··· READING TEXT

Effective February 11, 2014, new grants are expensed over the vesting period based on the fair value of the Class B Non-Voting shares at the date of grant and taking into account forfeitures.

Employees of non-Canadian subsidiaries participating in the plans continue to have the option to receive cash settlement for their RSUs. The compensation expense and the related liability for these awards are recorded equally or graded over the three-year vesting period, taking into account fluctuations in the market price of Class B Non-Voting shares, dividends paid and forfeitures. AGF will redeem all of the participants' RSUs in cash equal to the value of one Class B Non-Voting share for each RSU.

PSU compensation expense and the related liability are recorded equally over the vesting period, taking into account the likelihood of the performance criteria being met, fluctuations in the market price of Class B Non-Voting shares, dividends paid and forfeitures. These PSUs vest three years from the grant date provided employees meet certain performance criteria. AGF will redeem all of the participants' PSUs in cash equal to the value of one Class B Non-Voting share for each PSU.

······

* **WHAT TO DO**: Continue the share-unit compensation text from its last sentence, keeping to the same financial reporting style.

··· INFORMATION SHOWN

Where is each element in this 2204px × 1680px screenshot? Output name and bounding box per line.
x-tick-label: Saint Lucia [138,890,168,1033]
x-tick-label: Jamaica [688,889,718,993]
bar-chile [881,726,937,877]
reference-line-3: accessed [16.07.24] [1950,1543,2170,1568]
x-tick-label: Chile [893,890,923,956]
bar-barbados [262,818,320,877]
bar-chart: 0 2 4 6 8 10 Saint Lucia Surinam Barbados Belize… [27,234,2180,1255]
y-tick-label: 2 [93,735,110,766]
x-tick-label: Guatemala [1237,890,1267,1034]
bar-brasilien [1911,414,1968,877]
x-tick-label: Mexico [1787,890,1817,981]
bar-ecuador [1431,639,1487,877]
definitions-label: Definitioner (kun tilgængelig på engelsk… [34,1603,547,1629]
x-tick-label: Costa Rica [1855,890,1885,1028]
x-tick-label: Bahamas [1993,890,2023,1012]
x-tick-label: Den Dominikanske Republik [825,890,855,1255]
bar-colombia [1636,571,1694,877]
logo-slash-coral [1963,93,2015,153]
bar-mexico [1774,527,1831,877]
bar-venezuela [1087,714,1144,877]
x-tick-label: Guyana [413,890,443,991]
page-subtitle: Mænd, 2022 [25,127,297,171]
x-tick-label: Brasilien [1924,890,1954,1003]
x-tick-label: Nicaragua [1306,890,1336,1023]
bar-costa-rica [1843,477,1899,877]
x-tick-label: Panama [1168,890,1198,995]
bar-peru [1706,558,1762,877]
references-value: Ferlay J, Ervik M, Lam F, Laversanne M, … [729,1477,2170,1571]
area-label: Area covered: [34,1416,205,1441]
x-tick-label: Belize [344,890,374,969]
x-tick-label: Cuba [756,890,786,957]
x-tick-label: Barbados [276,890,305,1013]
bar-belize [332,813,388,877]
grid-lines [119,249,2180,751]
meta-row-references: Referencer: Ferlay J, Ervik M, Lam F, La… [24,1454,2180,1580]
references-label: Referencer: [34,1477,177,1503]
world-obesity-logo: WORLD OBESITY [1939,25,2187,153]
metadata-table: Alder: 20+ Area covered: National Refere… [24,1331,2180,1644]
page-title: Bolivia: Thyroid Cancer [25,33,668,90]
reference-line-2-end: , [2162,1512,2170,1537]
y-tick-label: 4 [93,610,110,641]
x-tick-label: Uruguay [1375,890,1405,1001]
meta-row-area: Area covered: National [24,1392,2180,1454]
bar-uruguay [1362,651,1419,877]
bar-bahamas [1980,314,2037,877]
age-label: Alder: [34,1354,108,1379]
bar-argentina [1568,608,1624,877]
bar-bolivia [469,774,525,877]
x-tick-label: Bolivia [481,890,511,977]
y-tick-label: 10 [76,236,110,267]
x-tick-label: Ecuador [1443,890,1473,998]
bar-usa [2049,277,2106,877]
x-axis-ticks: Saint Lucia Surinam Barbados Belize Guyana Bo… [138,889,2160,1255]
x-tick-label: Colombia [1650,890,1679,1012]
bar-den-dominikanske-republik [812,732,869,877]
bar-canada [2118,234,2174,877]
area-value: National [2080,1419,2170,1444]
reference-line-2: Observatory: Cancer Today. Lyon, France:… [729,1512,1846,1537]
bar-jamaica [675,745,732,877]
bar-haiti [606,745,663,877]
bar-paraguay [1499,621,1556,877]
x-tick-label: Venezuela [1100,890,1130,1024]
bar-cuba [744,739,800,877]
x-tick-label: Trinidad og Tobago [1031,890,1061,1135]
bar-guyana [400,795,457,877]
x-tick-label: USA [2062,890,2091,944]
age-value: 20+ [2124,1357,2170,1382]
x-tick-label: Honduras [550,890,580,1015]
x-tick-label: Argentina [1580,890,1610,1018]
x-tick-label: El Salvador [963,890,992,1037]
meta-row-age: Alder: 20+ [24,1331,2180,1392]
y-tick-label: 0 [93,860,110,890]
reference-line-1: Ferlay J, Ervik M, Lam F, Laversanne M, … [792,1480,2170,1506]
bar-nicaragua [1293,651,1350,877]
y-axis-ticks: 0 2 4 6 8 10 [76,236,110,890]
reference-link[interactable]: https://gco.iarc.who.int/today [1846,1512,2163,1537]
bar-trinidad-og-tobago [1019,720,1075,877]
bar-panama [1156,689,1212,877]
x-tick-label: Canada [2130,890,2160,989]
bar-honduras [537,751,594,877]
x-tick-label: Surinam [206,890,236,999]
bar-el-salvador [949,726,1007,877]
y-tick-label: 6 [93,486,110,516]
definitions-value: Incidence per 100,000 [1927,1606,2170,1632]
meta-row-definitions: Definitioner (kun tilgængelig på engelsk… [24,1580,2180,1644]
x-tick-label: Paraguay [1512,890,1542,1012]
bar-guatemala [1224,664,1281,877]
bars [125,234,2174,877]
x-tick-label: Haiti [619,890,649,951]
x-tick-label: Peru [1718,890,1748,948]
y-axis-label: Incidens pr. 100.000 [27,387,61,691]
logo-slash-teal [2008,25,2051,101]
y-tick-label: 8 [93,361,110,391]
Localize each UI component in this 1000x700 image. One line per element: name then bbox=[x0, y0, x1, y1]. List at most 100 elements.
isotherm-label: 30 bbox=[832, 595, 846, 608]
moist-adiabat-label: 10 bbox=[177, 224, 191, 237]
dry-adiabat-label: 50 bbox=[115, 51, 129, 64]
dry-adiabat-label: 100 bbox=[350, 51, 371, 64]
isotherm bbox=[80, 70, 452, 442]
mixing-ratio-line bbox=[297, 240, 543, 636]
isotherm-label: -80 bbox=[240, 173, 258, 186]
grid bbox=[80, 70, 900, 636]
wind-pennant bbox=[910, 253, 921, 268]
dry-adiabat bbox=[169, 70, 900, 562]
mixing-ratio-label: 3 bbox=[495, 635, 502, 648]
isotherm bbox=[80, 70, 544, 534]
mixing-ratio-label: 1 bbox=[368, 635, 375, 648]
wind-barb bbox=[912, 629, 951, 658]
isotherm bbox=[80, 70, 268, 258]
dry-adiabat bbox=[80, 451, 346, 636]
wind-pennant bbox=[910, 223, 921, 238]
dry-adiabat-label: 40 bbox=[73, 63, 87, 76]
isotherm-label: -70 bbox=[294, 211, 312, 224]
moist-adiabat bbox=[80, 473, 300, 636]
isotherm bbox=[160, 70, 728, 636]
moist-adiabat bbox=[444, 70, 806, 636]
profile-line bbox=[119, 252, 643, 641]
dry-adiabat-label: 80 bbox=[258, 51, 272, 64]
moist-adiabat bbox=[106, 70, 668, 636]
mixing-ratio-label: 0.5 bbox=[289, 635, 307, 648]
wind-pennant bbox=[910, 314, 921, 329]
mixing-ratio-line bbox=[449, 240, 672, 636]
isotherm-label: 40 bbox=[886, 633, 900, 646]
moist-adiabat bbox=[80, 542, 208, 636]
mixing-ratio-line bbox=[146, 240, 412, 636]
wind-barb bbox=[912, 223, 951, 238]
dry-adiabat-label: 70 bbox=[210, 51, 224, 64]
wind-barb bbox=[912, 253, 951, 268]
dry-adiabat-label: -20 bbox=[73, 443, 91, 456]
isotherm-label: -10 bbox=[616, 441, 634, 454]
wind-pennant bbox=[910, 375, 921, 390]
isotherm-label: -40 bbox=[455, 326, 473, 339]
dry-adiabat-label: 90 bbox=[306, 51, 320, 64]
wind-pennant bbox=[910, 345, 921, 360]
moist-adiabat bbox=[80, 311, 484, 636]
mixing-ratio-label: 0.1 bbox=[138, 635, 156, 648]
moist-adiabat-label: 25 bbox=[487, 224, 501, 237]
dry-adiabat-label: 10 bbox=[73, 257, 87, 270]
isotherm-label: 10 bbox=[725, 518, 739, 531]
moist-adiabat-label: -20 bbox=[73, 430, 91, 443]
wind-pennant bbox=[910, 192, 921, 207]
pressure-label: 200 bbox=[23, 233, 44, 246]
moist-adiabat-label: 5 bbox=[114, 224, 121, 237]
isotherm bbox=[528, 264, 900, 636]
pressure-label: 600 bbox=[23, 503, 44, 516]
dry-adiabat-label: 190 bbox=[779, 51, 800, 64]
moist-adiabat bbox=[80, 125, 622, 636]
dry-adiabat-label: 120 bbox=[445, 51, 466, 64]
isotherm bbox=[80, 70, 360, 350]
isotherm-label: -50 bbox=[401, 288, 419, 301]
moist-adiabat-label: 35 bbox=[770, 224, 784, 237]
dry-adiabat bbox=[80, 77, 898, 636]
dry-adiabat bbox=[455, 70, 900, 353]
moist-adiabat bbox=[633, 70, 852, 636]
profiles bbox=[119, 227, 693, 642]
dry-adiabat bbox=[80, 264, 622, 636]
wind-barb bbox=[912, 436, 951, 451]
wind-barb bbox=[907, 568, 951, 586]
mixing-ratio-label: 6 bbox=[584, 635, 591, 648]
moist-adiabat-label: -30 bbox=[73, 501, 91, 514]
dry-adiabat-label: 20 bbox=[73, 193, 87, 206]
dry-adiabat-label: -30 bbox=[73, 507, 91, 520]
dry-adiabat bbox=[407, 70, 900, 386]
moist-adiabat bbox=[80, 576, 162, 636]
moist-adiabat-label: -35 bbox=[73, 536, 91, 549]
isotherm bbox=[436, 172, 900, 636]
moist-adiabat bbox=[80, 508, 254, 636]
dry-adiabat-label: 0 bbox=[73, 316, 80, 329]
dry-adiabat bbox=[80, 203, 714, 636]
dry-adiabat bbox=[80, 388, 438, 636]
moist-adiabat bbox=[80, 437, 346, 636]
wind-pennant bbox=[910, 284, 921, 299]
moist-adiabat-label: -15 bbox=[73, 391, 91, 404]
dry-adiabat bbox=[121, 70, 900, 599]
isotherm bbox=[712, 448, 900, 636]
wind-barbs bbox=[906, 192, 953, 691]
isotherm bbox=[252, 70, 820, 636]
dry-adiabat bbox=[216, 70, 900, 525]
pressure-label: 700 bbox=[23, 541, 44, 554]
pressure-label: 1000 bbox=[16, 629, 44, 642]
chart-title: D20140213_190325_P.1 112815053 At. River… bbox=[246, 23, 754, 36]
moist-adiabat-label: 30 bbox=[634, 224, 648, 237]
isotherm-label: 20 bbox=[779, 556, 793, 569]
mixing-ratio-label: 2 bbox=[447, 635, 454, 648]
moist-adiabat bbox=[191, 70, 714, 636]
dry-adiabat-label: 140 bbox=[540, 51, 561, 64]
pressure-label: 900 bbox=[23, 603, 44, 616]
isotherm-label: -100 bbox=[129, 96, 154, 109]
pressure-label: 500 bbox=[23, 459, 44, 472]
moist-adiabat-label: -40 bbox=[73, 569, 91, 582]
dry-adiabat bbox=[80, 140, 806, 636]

······

* **EXERCISE RESULT**:
The Company has a Deferred Share Unit (DSU) plan for non-employee Directors and certain employees. The plan enables Directors of the Company to elect to receive their remuneration in DSUs. These units vest immediately and compensation expense and the related liability are charged to net income in the period the DSUs are granted. DSUs granted to certain employees vest between one to 10 years from the grant date. Compensation expense and the related liability are recorded equally over the respective vesting periods, taking into account fluctuations in the market price of Class B Non-Voting shares, dividends paid and forfeitures. On termination, AGF will redeem all of the participants' DSUs in cash equal to the value of one Class B Non-Voting share at the termination date for each DSU.

(b) Termination Benefits

The Company recognizes termination benefits at the earlier of when it can no longer withdraw the offer of those benefits, or when it recognizes costs for a restructuring that involves termination benefits.

(c) Unit Appreciation Rights (UAR) Plan

The Company has a UAR plan for certain employees of Doherty & Associates Limited (Doherty) and Cypress Capital Management Limited (Cypress). The purpose of the plan is retention of key employees, including senior management and key succession employees, and to promote the profitability and growth of these two subsidiaries by creating a performance incentive for such key employees so that they may benefit from any appreciation in the value of Doherty and Cypress. The plan provides for the grant of performance appreciation rights to certain employees, the value of which are linked to the change in value of Doherty and Cypress by reference to changes in Doherty and Cypress earnings before interest, taxes, depreciation and amortization (EBITDA). Obligations related to the UAR plan are recorded under accounts payable and accrued liabilities and other long-term liabilities on the consolidated statement of financial position.

3.15 Capital Stock

AGF Class A Voting common shares and Class B Non-Voting shares are classified as equity. Incremental costs directly attributable to the issuance of new shares are shown in equity as a deduction from the proceeds, net of tax.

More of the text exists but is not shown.